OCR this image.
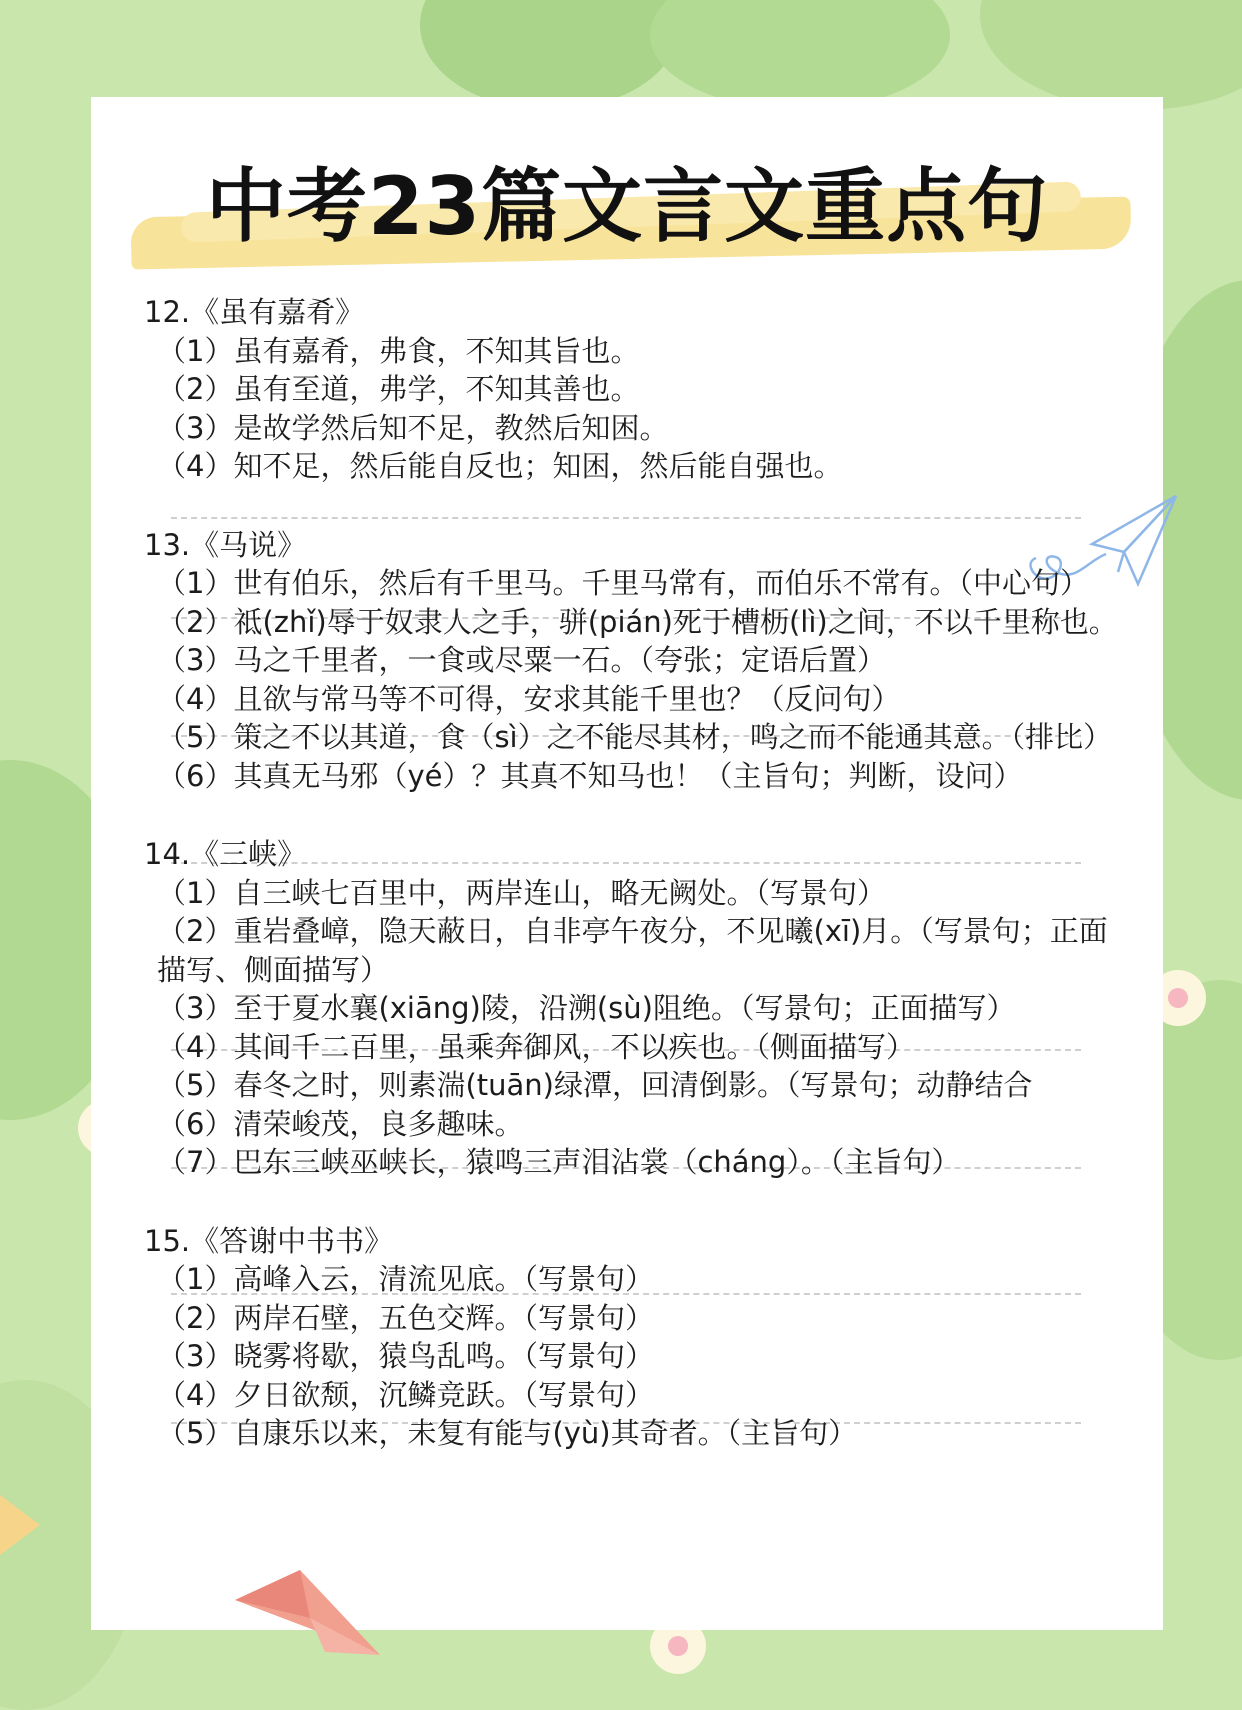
中考23篇文言文重点句

12.《虽有嘉肴》

（1）虽有嘉肴，弗食，不知其旨也。

（2）虽有至道，弗学，不知其善也。

（3）是故学然后知不足，教然后知困。

（4）知不足，然后能自反也；知困，然后能自强也。

13.《马说》

（1）世有伯乐，然后有千里马。千里马常有，而伯乐不常有。（中心句）

（2）祗(zhǐ)辱于奴隶人之手，骈(pián)死于槽枥(lì)之间，不以千里称也。

（3）马之千里者，一食或尽粟一石。（夸张；定语后置）

（4）且欲与常马等不可得，安求其能千里也？（反问句）

（5）策之不以其道，食（sì）之不能尽其材，鸣之而不能通其意。（排比）

（6）其真无马邪（yé）？其真不知马也！（主旨句；判断，设问）

14.《三峡》

（1）自三峡七百里中，两岸连山，略无阙处。（写景句）

（2）重岩叠嶂，隐天蔽日，自非亭午夜分，不见曦(xī)月。（写景句；正面描写、侧面描写）

（3）至于夏水襄(xiāng)陵，沿溯(sù)阻绝。（写景句；正面描写）

（4）其间千二百里，虽乘奔御风，不以疾也。（侧面描写）

（5）春冬之时，则素湍(tuān)绿潭，回清倒影。（写景句；动静结合

（6）清荣峻茂，良多趣味。

（7）巴东三峡巫峡长，猿鸣三声泪沾裳（cháng）。（主旨句）

15.《答谢中书书》

（1）高峰入云，清流见底。（写景句）

（2）两岸石壁，五色交辉。（写景句）

（3）晓雾将歇，猿鸟乱鸣。（写景句）

（4）夕日欲颓，沉鳞竞跃。（写景句）

（5）自康乐以来，未复有能与(yù)其奇者。（主旨句）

++++++++++

→ **Work instructions**:
Scan the listing above for the word "正面描写" and show each line where it is found.

→ **Response**:
（2）重岩叠嶂，隐天蔽日，自非亭午夜分，不见曦(xī)月。（写景句；正面描写、侧面描写）
（3）至于夏水襄(xiāng)陵，沿溯(sù)阻绝。（写景句；正面描写）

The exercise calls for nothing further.